━━━ Data supplied ━━━

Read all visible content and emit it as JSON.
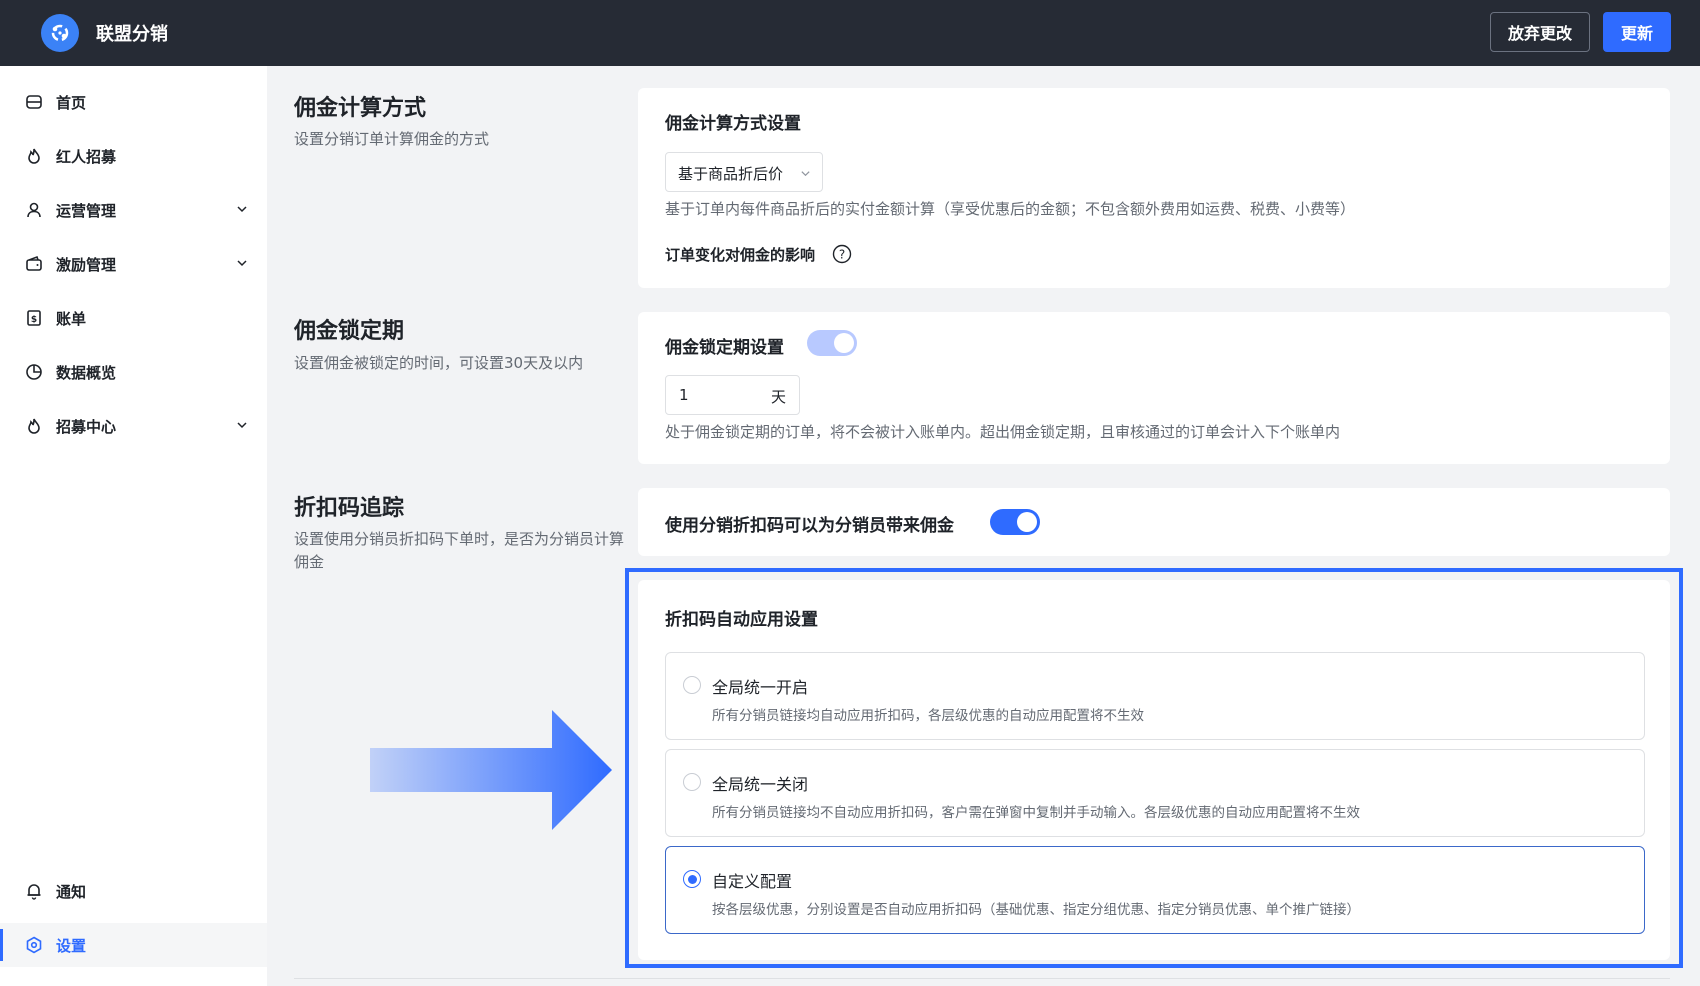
{
  "app": {
    "title": "联盟分销",
    "discard_label": "放弃更改",
    "update_label": "更新"
  },
  "sidebar": {
    "items": [
      {
        "label": "首页",
        "icon": "home-icon"
      },
      {
        "label": "红人招募",
        "icon": "flame-icon"
      },
      {
        "label": "运营管理",
        "icon": "user-icon"
      },
      {
        "label": "激励管理",
        "icon": "wallet-icon"
      },
      {
        "label": "账单",
        "icon": "bill-icon"
      },
      {
        "label": "数据概览",
        "icon": "pie-chart-icon"
      },
      {
        "label": "招募中心",
        "icon": "flame-icon"
      }
    ],
    "bottom_items": [
      {
        "label": "通知",
        "icon": "bell-icon"
      },
      {
        "label": "设置",
        "icon": "settings-icon",
        "active": true
      }
    ]
  },
  "sections": {
    "commission_calc": {
      "title": "佣金计算方式",
      "desc": "设置分销订单计算佣金的方式",
      "card_title": "佣金计算方式设置",
      "select_value": "基于商品折后价",
      "help": "基于订单内每件商品折后的实付金额计算（享受优惠后的金额；不包含额外费用如运费、税费、小费等）",
      "impact_label": "订单变化对佣金的影响"
    },
    "lock_period": {
      "title": "佣金锁定期",
      "desc": "设置佣金被锁定的时间，可设置30天及以内",
      "card_title": "佣金锁定期设置",
      "days_value": "1",
      "days_unit": "天",
      "help": "处于佣金锁定期的订单，将不会被计入账单内。超出佣金锁定期，且审核通过的订单会计入下个账单内"
    },
    "discount_tracking": {
      "title": "折扣码追踪",
      "desc": "设置使用分销员折扣码下单时，是否为分销员计算佣金",
      "toggle_label": "使用分销折扣码可以为分销员带来佣金",
      "auto_apply_title": "折扣码自动应用设置",
      "options": [
        {
          "label": "全局统一开启",
          "desc": "所有分销员链接均自动应用折扣码，各层级优惠的自动应用配置将不生效"
        },
        {
          "label": "全局统一关闭",
          "desc": "所有分销员链接均不自动应用折扣码，客户需在弹窗中复制并手动输入。各层级优惠的自动应用配置将不生效"
        },
        {
          "label": "自定义配置",
          "desc": "按各层级优惠，分别设置是否自动应用折扣码（基础优惠、指定分组优惠、指定分销员优惠、单个推广链接）"
        }
      ],
      "selected_option": 2
    }
  },
  "colors": {
    "accent": "#2f6bff",
    "topbar": "#262b35",
    "toggle_soft": "#b8c9ff"
  }
}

━━━

What you need to do: Exactly reproduce the entries above, minus the pictures.

Written answer:
Read all visible content and emit it as JSON.
{
  "app": {
    "title": "联盟分销",
    "discard_label": "放弃更改",
    "update_label": "更新"
  },
  "sidebar": {
    "items": [
      {
        "label": "首页",
        "icon": "home-icon"
      },
      {
        "label": "红人招募",
        "icon": "flame-icon"
      },
      {
        "label": "运营管理",
        "icon": "user-icon"
      },
      {
        "label": "激励管理",
        "icon": "wallet-icon"
      },
      {
        "label": "账单",
        "icon": "bill-icon"
      },
      {
        "label": "数据概览",
        "icon": "pie-chart-icon"
      },
      {
        "label": "招募中心",
        "icon": "flame-icon"
      }
    ],
    "bottom_items": [
      {
        "label": "通知",
        "icon": "bell-icon"
      },
      {
        "label": "设置",
        "icon": "settings-icon",
        "active": true
      }
    ]
  },
  "sections": {
    "commission_calc": {
      "title": "佣金计算方式",
      "desc": "设置分销订单计算佣金的方式",
      "card_title": "佣金计算方式设置",
      "select_value": "基于商品折后价",
      "help": "基于订单内每件商品折后的实付金额计算（享受优惠后的金额；不包含额外费用如运费、税费、小费等）",
      "impact_label": "订单变化对佣金的影响"
    },
    "lock_period": {
      "title": "佣金锁定期",
      "desc": "设置佣金被锁定的时间，可设置30天及以内",
      "card_title": "佣金锁定期设置",
      "days_value": "1",
      "days_unit": "天",
      "help": "处于佣金锁定期的订单，将不会被计入账单内。超出佣金锁定期，且审核通过的订单会计入下个账单内"
    },
    "discount_tracking": {
      "title": "折扣码追踪",
      "desc": "设置使用分销员折扣码下单时，是否为分销员计算佣金",
      "toggle_label": "使用分销折扣码可以为分销员带来佣金",
      "auto_apply_title": "折扣码自动应用设置",
      "options": [
        {
          "label": "全局统一开启",
          "desc": "所有分销员链接均自动应用折扣码，各层级优惠的自动应用配置将不生效"
        },
        {
          "label": "全局统一关闭",
          "desc": "所有分销员链接均不自动应用折扣码，客户需在弹窗中复制并手动输入。各层级优惠的自动应用配置将不生效"
        },
        {
          "label": "自定义配置",
          "desc": "按各层级优惠，分别设置是否自动应用折扣码（基础优惠、指定分组优惠、指定分销员优惠、单个推广链接）"
        }
      ],
      "selected_option": 2
    }
  },
  "colors": {
    "accent": "#2f6bff",
    "topbar": "#262b35",
    "toggle_soft": "#b8c9ff"
  }
}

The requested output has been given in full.